Copy out all lines of the records in which the word "Chance" appears.
BEGIN RECORDS FOR THIS TASK
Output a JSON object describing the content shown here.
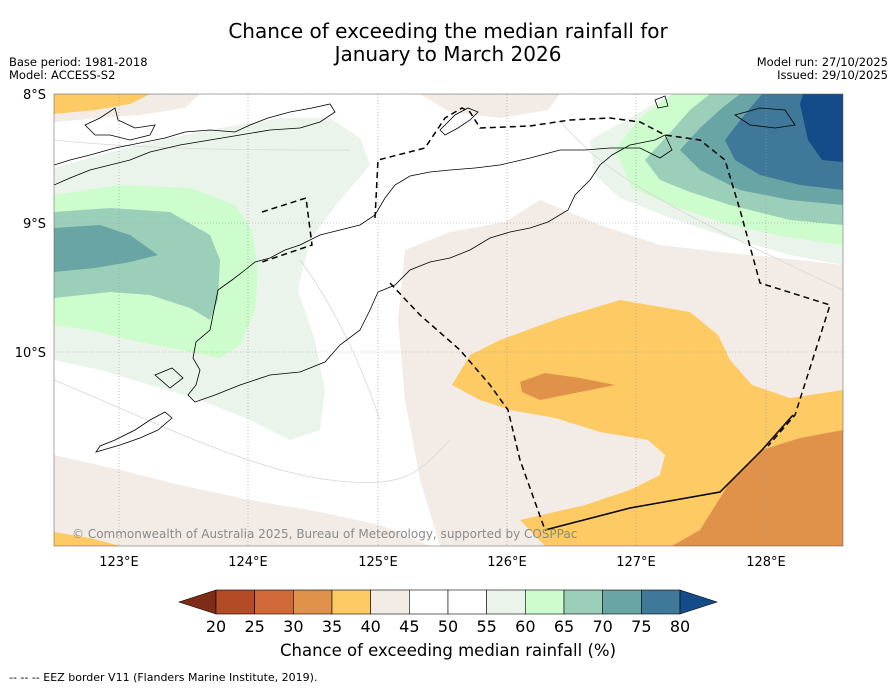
{
  "title": {
    "line1": "Chance of exceeding the median rainfall for",
    "line2": "January to March 2026"
  },
  "meta": {
    "base_period": "Base period: 1981-2018",
    "model": "Model: ACCESS-S2",
    "model_run": "Model run: 27/10/2025",
    "issued": "Issued: 29/10/2025"
  },
  "map": {
    "lat_labels": [
      "8°S",
      "9°S",
      "10°S"
    ],
    "lon_labels": [
      "123°E",
      "124°E",
      "125°E",
      "126°E",
      "127°E",
      "128°E"
    ],
    "copyright": "© Commonwealth of Australia 2025, Bureau of Meteorology, supported by COSPPac"
  },
  "colorbar": {
    "ticks": [
      "20",
      "25",
      "30",
      "35",
      "40",
      "45",
      "50",
      "55",
      "60",
      "65",
      "70",
      "75",
      "80"
    ],
    "colors": [
      "#7e2b17",
      "#b34b27",
      "#d0683a",
      "#e0924a",
      "#fdca63",
      "#f3ece6",
      "#ffffff",
      "#ffffff",
      "#eaf4ea",
      "#cdfccd",
      "#9ccfb9",
      "#6aa5a6",
      "#3f7898",
      "#134c88"
    ],
    "label": "Chance of exceeding median rainfall (%)"
  },
  "colors": {
    "c40_45": "#f3ece6",
    "c35_40": "#fdca63",
    "c30_35": "#e0924a",
    "c55_60": "#eaf4ea",
    "c60_65": "#cdfccd",
    "c65_70": "#9ccfb9",
    "c70_75": "#6aa5a6",
    "c75_80": "#3f7898",
    "c80": "#134c88"
  },
  "footnote": "--  --  -- EEZ border V11 (Flanders Marine Institute, 2019)."
}
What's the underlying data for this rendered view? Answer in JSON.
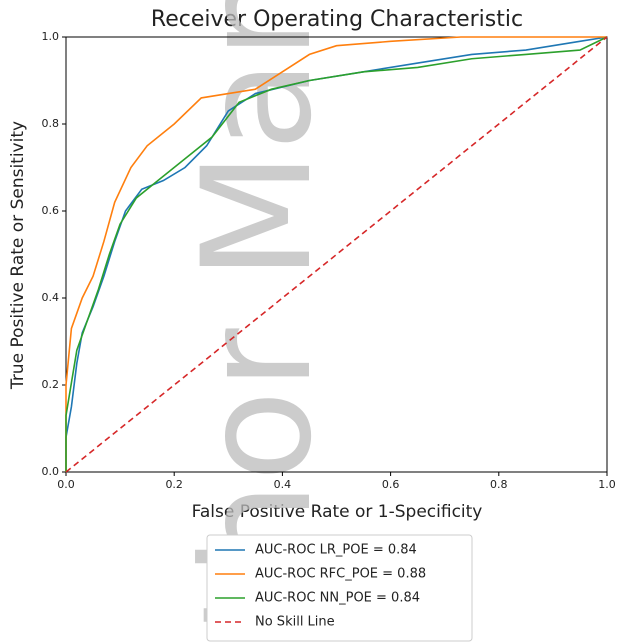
{
  "watermark": "thor Man",
  "chart_data": {
    "type": "line",
    "title": "Receiver Operating Characteristic",
    "xlabel": "False Positive Rate or 1-Specificity",
    "ylabel": "True Positive Rate or Sensitivity",
    "xlim": [
      0,
      1
    ],
    "ylim": [
      0,
      1
    ],
    "xticks": [
      {
        "value": 0,
        "label": "0.0"
      },
      {
        "value": 0.2,
        "label": "0.2"
      },
      {
        "value": 0.4,
        "label": "0.4"
      },
      {
        "value": 0.6,
        "label": "0.6"
      },
      {
        "value": 0.8,
        "label": "0.8"
      },
      {
        "value": 1,
        "label": "1.0"
      }
    ],
    "yticks": [
      {
        "value": 0,
        "label": "0.0"
      },
      {
        "value": 0.2,
        "label": "0.2"
      },
      {
        "value": 0.4,
        "label": "0.4"
      },
      {
        "value": 0.6,
        "label": "0.6"
      },
      {
        "value": 0.8,
        "label": "0.8"
      },
      {
        "value": 1,
        "label": "1.0"
      }
    ],
    "grid": false,
    "legend": "below",
    "series": [
      {
        "name": "AUC-ROC LR_POE = 0.84",
        "color": "#1f77b4",
        "dashed": false,
        "x": [
          0,
          0,
          0.01,
          0.02,
          0.03,
          0.05,
          0.07,
          0.09,
          0.11,
          0.14,
          0.18,
          0.22,
          0.26,
          0.3,
          0.35,
          0.45,
          0.55,
          0.65,
          0.75,
          0.85,
          0.95,
          1
        ],
        "values": [
          0,
          0.08,
          0.15,
          0.25,
          0.32,
          0.38,
          0.45,
          0.53,
          0.6,
          0.65,
          0.67,
          0.7,
          0.75,
          0.83,
          0.87,
          0.9,
          0.92,
          0.94,
          0.96,
          0.97,
          0.99,
          1
        ]
      },
      {
        "name": "AUC-ROC RFC_POE = 0.88",
        "color": "#ff7f0e",
        "dashed": false,
        "x": [
          0,
          0,
          0.01,
          0.03,
          0.05,
          0.07,
          0.09,
          0.12,
          0.15,
          0.2,
          0.25,
          0.3,
          0.35,
          0.4,
          0.45,
          0.5,
          0.6,
          0.73,
          1
        ],
        "values": [
          0,
          0.2,
          0.33,
          0.4,
          0.45,
          0.53,
          0.62,
          0.7,
          0.75,
          0.8,
          0.86,
          0.87,
          0.88,
          0.92,
          0.96,
          0.98,
          0.99,
          1,
          1
        ]
      },
      {
        "name": "AUC-ROC NN_POE = 0.84",
        "color": "#2ca02c",
        "dashed": false,
        "x": [
          0,
          0,
          0.02,
          0.04,
          0.06,
          0.08,
          0.1,
          0.13,
          0.17,
          0.22,
          0.27,
          0.32,
          0.38,
          0.45,
          0.55,
          0.65,
          0.75,
          0.85,
          0.95,
          1
        ],
        "values": [
          0,
          0.13,
          0.28,
          0.35,
          0.42,
          0.5,
          0.57,
          0.63,
          0.67,
          0.72,
          0.77,
          0.85,
          0.88,
          0.9,
          0.92,
          0.93,
          0.95,
          0.96,
          0.97,
          1
        ]
      },
      {
        "name": "No Skill Line",
        "color": "#d62728",
        "dashed": true,
        "x": [
          0,
          1
        ],
        "values": [
          0,
          1
        ]
      }
    ]
  }
}
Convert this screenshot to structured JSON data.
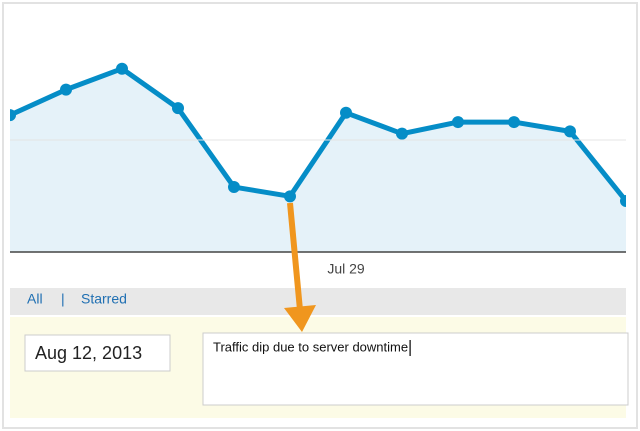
{
  "chart_data": {
    "type": "line",
    "categories": [
      null,
      null,
      null,
      null,
      null,
      null,
      "Jul 29",
      null,
      null,
      null,
      null,
      null
    ],
    "values": [
      59,
      70,
      79,
      62,
      28,
      24,
      60,
      51,
      56,
      56,
      52,
      22
    ],
    "color": "#058dc7",
    "area_color": "#e5f2f9",
    "ylim": [
      0,
      100
    ]
  },
  "annotation_panel": {
    "tabs": [
      "All",
      "Starred"
    ],
    "separator": "|",
    "date": "Aug 12, 2013",
    "note": "Traffic dip due to server downtime"
  }
}
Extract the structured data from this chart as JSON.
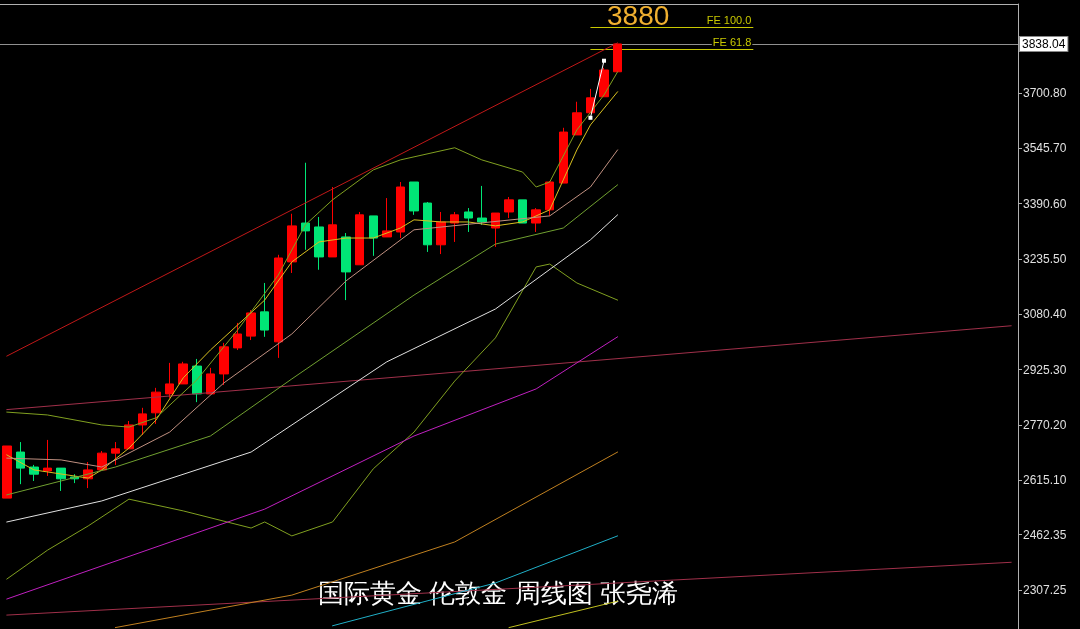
{
  "chart_data": {
    "type": "candlestick",
    "title": "国际黄金 伦敦金 周线图 张尧浠",
    "annotations": [
      "3880"
    ],
    "categories": [
      null,
      null,
      null,
      null,
      null,
      null,
      null,
      null,
      null,
      null,
      null,
      null,
      null,
      null,
      null,
      null,
      null,
      null,
      null,
      null,
      null,
      null,
      null,
      null,
      null,
      null,
      null,
      null,
      null,
      null,
      null,
      null,
      null,
      null,
      null,
      null,
      null,
      null,
      null,
      null,
      null,
      null,
      null,
      null,
      null,
      null,
      null,
      null,
      null,
      null,
      null,
      null,
      null,
      null,
      null,
      null,
      null,
      null,
      null,
      null,
      null,
      null,
      null,
      null,
      null,
      null,
      null,
      null,
      null,
      null,
      null,
      null,
      null,
      null,
      null
    ],
    "ohlc": [
      [
        2565,
        2711,
        2565,
        2711
      ],
      [
        2694,
        2722,
        2604,
        2649
      ],
      [
        2652,
        2658,
        2613,
        2632
      ],
      [
        2641,
        2728,
        2627,
        2649
      ],
      [
        2649,
        2649,
        2585,
        2619
      ],
      [
        2624,
        2632,
        2607,
        2619
      ],
      [
        2619,
        2666,
        2593,
        2644
      ],
      [
        2644,
        2697,
        2644,
        2691
      ],
      [
        2691,
        2722,
        2658,
        2703
      ],
      [
        2703,
        2781,
        2703,
        2770
      ],
      [
        2770,
        2818,
        2742,
        2801
      ],
      [
        2804,
        2874,
        2773,
        2862
      ],
      [
        2857,
        2944,
        2846,
        2885
      ],
      [
        2885,
        2947,
        2885,
        2941
      ],
      [
        2935,
        2955,
        2834,
        2857
      ],
      [
        2857,
        2930,
        2857,
        2913
      ],
      [
        2913,
        3000,
        2882,
        2989
      ],
      [
        2986,
        3056,
        2980,
        3025
      ],
      [
        3019,
        3092,
        3008,
        3084
      ],
      [
        3087,
        3168,
        3017,
        3036
      ],
      [
        3003,
        3247,
        2958,
        3238
      ],
      [
        3227,
        3362,
        3196,
        3328
      ],
      [
        3336,
        3505,
        3261,
        3314
      ],
      [
        3325,
        3353,
        3205,
        3241
      ],
      [
        3241,
        3437,
        3241,
        3331
      ],
      [
        3297,
        3308,
        3120,
        3199
      ],
      [
        3219,
        3367,
        3219,
        3359
      ],
      [
        3356,
        3356,
        3244,
        3294
      ],
      [
        3297,
        3406,
        3297,
        3314
      ],
      [
        3311,
        3451,
        3294,
        3437
      ],
      [
        3451,
        3451,
        3359,
        3370
      ],
      [
        3392,
        3395,
        3255,
        3275
      ],
      [
        3275,
        3367,
        3249,
        3339
      ],
      [
        3336,
        3367,
        3283,
        3359
      ],
      [
        3367,
        3378,
        3311,
        3350
      ],
      [
        3350,
        3440,
        3331,
        3339
      ],
      [
        3322,
        3364,
        3269,
        3364
      ],
      [
        3367,
        3409,
        3350,
        3401
      ],
      [
        3401,
        3401,
        3336,
        3336
      ],
      [
        3336,
        3378,
        3311,
        3373
      ],
      [
        3373,
        3454,
        3356,
        3451
      ],
      [
        3448,
        3603,
        3448,
        3591
      ],
      [
        3583,
        3676,
        3583,
        3645
      ],
      [
        3645,
        3712,
        3645,
        3687
      ],
      [
        3690,
        3771,
        3690,
        3765
      ],
      [
        3760,
        3838.04,
        3760,
        3838.04
      ],
      null,
      null,
      null,
      null,
      null,
      null,
      null,
      null,
      null,
      null,
      null,
      null,
      null,
      null,
      null,
      null,
      null,
      null,
      null,
      null,
      null,
      null,
      null,
      null,
      null,
      null,
      null,
      null,
      null
    ],
    "colors": [
      "#ff0000",
      "#00e676",
      "#00e676",
      "#ff0000",
      "#00e676",
      "#00e676",
      "#ff0000",
      "#ff0000",
      "#ff0000",
      "#ff0000",
      "#ff0000",
      "#ff0000",
      "#ff0000",
      "#ff0000",
      "#00e676",
      "#ff0000",
      "#ff0000",
      "#ff0000",
      "#ff0000",
      "#00e676",
      "#ff0000",
      "#ff0000",
      "#00e676",
      "#00e676",
      "#ff0000",
      "#00e676",
      "#ff0000",
      "#00e676",
      "#ff0000",
      "#ff0000",
      "#00e676",
      "#00e676",
      "#ff0000",
      "#ff0000",
      "#00e676",
      "#00e676",
      "#ff0000",
      "#ff0000",
      "#00e676",
      "#ff0000",
      "#ff0000",
      "#ff0000",
      "#ff0000",
      "#ff0000",
      "#ff0000",
      "#ff0000",
      null,
      null,
      null,
      null,
      null,
      null,
      null,
      null,
      null,
      null,
      null,
      null,
      null,
      null,
      null,
      null,
      null,
      null,
      null,
      null,
      null,
      null,
      null,
      null,
      null,
      null,
      null,
      null,
      null
    ],
    "series": [
      {
        "type": "line",
        "color": "#c01818",
        "values": [
          2963,
          null,
          null,
          null,
          null,
          null,
          null,
          null,
          null,
          null,
          null,
          null,
          null,
          null,
          null,
          null,
          null,
          null,
          null,
          null,
          null,
          null,
          null,
          null,
          null,
          null,
          null,
          null,
          null,
          null,
          null,
          null,
          null,
          null,
          null,
          null,
          null,
          null,
          null,
          null,
          null,
          null,
          null,
          null,
          null,
          3841,
          null,
          null,
          null,
          null,
          null,
          null,
          null,
          null,
          null,
          null,
          null,
          null,
          null,
          null,
          null,
          null,
          null,
          null,
          null,
          null,
          null,
          null,
          null,
          null,
          null,
          null,
          null,
          null,
          null
        ]
      },
      {
        "type": "line",
        "color": "#a0304a",
        "values": [
          2813,
          null,
          null,
          null,
          null,
          null,
          null,
          null,
          null,
          null,
          null,
          null,
          null,
          null,
          null,
          null,
          null,
          null,
          null,
          null,
          null,
          null,
          null,
          null,
          null,
          null,
          null,
          null,
          null,
          null,
          null,
          null,
          null,
          null,
          null,
          null,
          null,
          null,
          null,
          null,
          null,
          null,
          null,
          null,
          null,
          null,
          null,
          null,
          null,
          null,
          null,
          null,
          null,
          null,
          null,
          null,
          null,
          null,
          null,
          null,
          null,
          null,
          null,
          null,
          null,
          null,
          null,
          null,
          null,
          null,
          null,
          null,
          null,
          null,
          3048
        ]
      },
      {
        "type": "line",
        "color": "#a0304a",
        "values": [
          2237,
          null,
          null,
          null,
          null,
          null,
          null,
          null,
          null,
          null,
          null,
          null,
          null,
          null,
          null,
          null,
          null,
          null,
          null,
          null,
          null,
          null,
          null,
          null,
          null,
          null,
          null,
          null,
          null,
          null,
          null,
          null,
          null,
          null,
          null,
          null,
          null,
          null,
          null,
          null,
          null,
          null,
          null,
          null,
          null,
          null,
          null,
          null,
          null,
          null,
          null,
          null,
          null,
          null,
          null,
          null,
          null,
          null,
          null,
          null,
          null,
          null,
          null,
          null,
          null,
          null,
          null,
          null,
          null,
          null,
          null,
          null,
          null,
          null,
          2385
        ]
      },
      {
        "type": "line",
        "color": "#d8c020",
        "values": [
          2686,
          null,
          2644,
          null,
          null,
          null,
          2621,
          2644,
          null,
          2705,
          null,
          2784,
          null,
          2902,
          null,
          2980,
          null,
          3050,
          null,
          3120,
          null,
          3227,
          null,
          3283,
          null,
          3294,
          null,
          3294,
          null,
          3322,
          3345,
          null,
          3339,
          null,
          3339,
          null,
          3328,
          null,
          3339,
          null,
          3373,
          3457,
          3541,
          3611,
          null,
          3704,
          null,
          null,
          null,
          null,
          null,
          null,
          null,
          null,
          null,
          null,
          null,
          null,
          null,
          null,
          null,
          null,
          null,
          null,
          null,
          null,
          null,
          null,
          null,
          null,
          null,
          null,
          null,
          null,
          null
        ]
      },
      {
        "type": "line",
        "color": "#80a020",
        "values": [
          2806,
          null,
          null,
          2798,
          null,
          null,
          null,
          2770,
          null,
          2764,
          null,
          2790,
          null,
          null,
          2896,
          null,
          null,
          3036,
          null,
          null,
          3190,
          null,
          3331,
          null,
          3401,
          null,
          null,
          3485,
          null,
          3513,
          null,
          null,
          null,
          3547,
          null,
          3513,
          null,
          null,
          3479,
          3437,
          3451,
          null,
          3597,
          null,
          3695,
          3760,
          null,
          null,
          null,
          null,
          null,
          null,
          null,
          null,
          null,
          null,
          null,
          null,
          null,
          null,
          null,
          null,
          null,
          null,
          null,
          null,
          null,
          null,
          null,
          null,
          null,
          null,
          null,
          null,
          null
        ]
      },
      {
        "type": "line",
        "color": "#80a020",
        "values": [
          2338,
          null,
          null,
          2419,
          null,
          null,
          2487,
          null,
          null,
          2562,
          null,
          null,
          null,
          2529,
          null,
          null,
          null,
          null,
          2481,
          2498,
          null,
          2459,
          null,
          null,
          2498,
          null,
          null,
          2647,
          null,
          null,
          2750,
          null,
          null,
          2893,
          null,
          null,
          3014,
          null,
          null,
          3213,
          3221,
          null,
          3168,
          null,
          null,
          3120,
          null,
          null,
          null,
          null,
          null,
          null,
          null,
          null,
          null,
          null,
          null,
          null,
          null,
          null,
          null,
          null,
          null,
          null,
          null,
          null,
          null,
          null,
          null,
          null,
          null,
          null,
          null,
          null,
          null
        ]
      },
      {
        "type": "line",
        "color": "#70a030",
        "values": [
          2574,
          null,
          null,
          null,
          2613,
          null,
          null,
          null,
          2652,
          null,
          null,
          null,
          null,
          null,
          null,
          2739,
          null,
          null,
          null,
          null,
          null,
          2899,
          null,
          null,
          null,
          null,
          null,
          null,
          null,
          null,
          3134,
          null,
          null,
          null,
          null,
          null,
          3277,
          null,
          null,
          null,
          null,
          3322,
          null,
          null,
          null,
          3443,
          null,
          null,
          null,
          null,
          null,
          null,
          null,
          null,
          null,
          null,
          null,
          null,
          null,
          null,
          null,
          null,
          null,
          null,
          null,
          null,
          null,
          null,
          null,
          null,
          null,
          null,
          null,
          null,
          null
        ]
      },
      {
        "type": "line",
        "color": "#c09080",
        "values": [
          2677,
          null,
          null,
          null,
          2672,
          null,
          null,
          2652,
          null,
          null,
          null,
          null,
          2750,
          null,
          null,
          null,
          2888,
          null,
          null,
          null,
          null,
          3025,
          null,
          null,
          null,
          3174,
          null,
          null,
          null,
          null,
          3317,
          null,
          null,
          null,
          null,
          null,
          null,
          null,
          null,
          null,
          3356,
          null,
          null,
          3437,
          null,
          3541,
          null,
          null,
          null,
          null,
          null,
          null,
          null,
          null,
          null,
          null,
          null,
          null,
          null,
          null,
          null,
          null,
          null,
          null,
          null,
          null,
          null,
          null,
          null,
          null,
          null,
          null,
          null,
          null,
          null
        ]
      },
      {
        "type": "line",
        "color": "#e0e0e0",
        "values": [
          2498,
          null,
          null,
          null,
          null,
          null,
          null,
          2557,
          null,
          null,
          null,
          null,
          null,
          null,
          null,
          null,
          null,
          null,
          2694,
          null,
          null,
          null,
          null,
          null,
          null,
          null,
          null,
          null,
          2947,
          null,
          null,
          null,
          null,
          null,
          null,
          null,
          3095,
          null,
          null,
          null,
          null,
          null,
          null,
          3289,
          null,
          3359,
          null,
          null,
          null,
          null,
          null,
          null,
          null,
          null,
          null,
          null,
          null,
          null,
          null,
          null,
          null,
          null,
          null,
          null,
          null,
          null,
          null,
          null,
          null,
          null,
          null,
          null,
          null,
          null,
          null
        ]
      },
      {
        "type": "line",
        "color": "#c020c0",
        "values": [
          2282,
          null,
          null,
          null,
          null,
          null,
          null,
          null,
          null,
          null,
          null,
          null,
          null,
          null,
          null,
          null,
          null,
          null,
          null,
          2534,
          null,
          null,
          null,
          null,
          null,
          null,
          null,
          null,
          null,
          null,
          2739,
          null,
          null,
          null,
          null,
          null,
          null,
          null,
          null,
          2871,
          null,
          null,
          null,
          null,
          null,
          3017,
          null,
          null,
          null,
          null,
          null,
          null,
          null,
          null,
          null,
          null,
          null,
          null,
          null,
          null,
          null,
          null,
          null,
          null,
          null,
          null,
          null,
          null,
          null,
          null,
          null,
          null,
          null,
          null,
          null
        ]
      },
      {
        "type": "line",
        "color": "#c08020",
        "values": [
          null,
          null,
          null,
          null,
          null,
          null,
          null,
          null,
          2202,
          null,
          null,
          null,
          null,
          null,
          null,
          null,
          null,
          null,
          null,
          null,
          null,
          2293,
          null,
          null,
          null,
          null,
          null,
          null,
          null,
          null,
          null,
          null,
          null,
          2442,
          null,
          null,
          null,
          null,
          null,
          null,
          null,
          null,
          null,
          null,
          null,
          2694,
          null,
          null,
          null,
          null,
          null,
          null,
          null,
          null,
          null,
          null,
          null,
          null,
          null,
          null,
          null,
          null,
          null,
          null,
          null,
          null,
          null,
          null,
          null,
          null,
          null,
          null,
          null,
          null,
          null
        ]
      },
      {
        "type": "line",
        "color": "#20b0c8",
        "values": [
          null,
          null,
          null,
          null,
          null,
          null,
          null,
          null,
          null,
          null,
          null,
          null,
          null,
          null,
          null,
          null,
          null,
          null,
          null,
          null,
          null,
          null,
          null,
          null,
          2207,
          null,
          null,
          null,
          null,
          null,
          null,
          null,
          null,
          null,
          null,
          null,
          2327,
          null,
          null,
          null,
          null,
          null,
          null,
          null,
          null,
          2459,
          null,
          null,
          null,
          null,
          null,
          null,
          null,
          null,
          null,
          null,
          null,
          null,
          null,
          null,
          null,
          null,
          null,
          null,
          null,
          null,
          null,
          null,
          null,
          null,
          null,
          null,
          null,
          null,
          null
        ]
      },
      {
        "type": "line",
        "color": "#c0c020",
        "values": [
          null,
          null,
          null,
          null,
          null,
          null,
          null,
          null,
          null,
          null,
          null,
          null,
          null,
          null,
          null,
          null,
          null,
          null,
          null,
          null,
          null,
          null,
          null,
          null,
          null,
          null,
          null,
          null,
          null,
          null,
          null,
          null,
          null,
          null,
          null,
          null,
          null,
          2202,
          null,
          null,
          null,
          null,
          null,
          null,
          null,
          2276,
          null,
          null,
          null,
          null,
          null,
          null,
          null,
          null,
          null,
          null,
          null,
          null,
          null,
          null,
          null,
          null,
          null,
          null,
          null,
          null,
          null,
          null,
          null,
          null,
          null,
          null,
          null,
          null,
          null
        ]
      },
      {
        "type": "line",
        "color": "#ffffff",
        "marker": "square",
        "values": [
          null,
          null,
          null,
          null,
          null,
          null,
          null,
          null,
          null,
          null,
          null,
          null,
          null,
          null,
          null,
          null,
          null,
          null,
          null,
          null,
          null,
          null,
          null,
          null,
          null,
          null,
          null,
          null,
          null,
          null,
          null,
          null,
          null,
          null,
          null,
          null,
          null,
          null,
          null,
          null,
          null,
          null,
          null,
          3631,
          3791,
          null,
          null,
          null,
          null,
          null,
          null,
          null,
          null,
          null,
          null,
          null,
          null,
          null,
          null,
          null,
          null,
          null,
          null,
          null,
          null,
          null,
          null,
          null,
          null,
          null,
          null,
          null,
          null,
          null,
          null
        ]
      }
    ],
    "ref_lines": [
      {
        "axis": "y",
        "value": 3838.04,
        "label": "3838.04",
        "color": "#909090"
      },
      {
        "axis": "y",
        "value": 3886,
        "label": "FE 100.0",
        "color": "#c8c800"
      },
      {
        "axis": "y",
        "value": 3824,
        "label": "FE 61.8",
        "color": "#c8c800"
      }
    ],
    "ylim": [
      2198,
      3950
    ],
    "yticks": [
      {
        "value": 3855,
        "label": null
      },
      {
        "value": 3700.8,
        "label": "3700.80"
      },
      {
        "value": 3545.7,
        "label": "3545.70"
      },
      {
        "value": 3390.6,
        "label": "3390.60"
      },
      {
        "value": 3235.5,
        "label": "3235.50"
      },
      {
        "value": 3080.4,
        "label": "3080.40"
      },
      {
        "value": 2925.3,
        "label": "2925.30"
      },
      {
        "value": 2770.2,
        "label": "2770.20"
      },
      {
        "value": 2615.1,
        "label": "2615.10"
      },
      {
        "value": 2462.35,
        "label": "2462.35"
      },
      {
        "value": 2307.25,
        "label": "2307.25"
      }
    ],
    "tick_labels": "y",
    "grid": false,
    "marker": "none",
    "line_style": "solid"
  }
}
END RECORDS FOR THIS TASK
* _FULL ANSWER_
    "line1": "Chance of exceeding the median rainfall for",
    "label": "Chance of exceeding median rainfall (%)"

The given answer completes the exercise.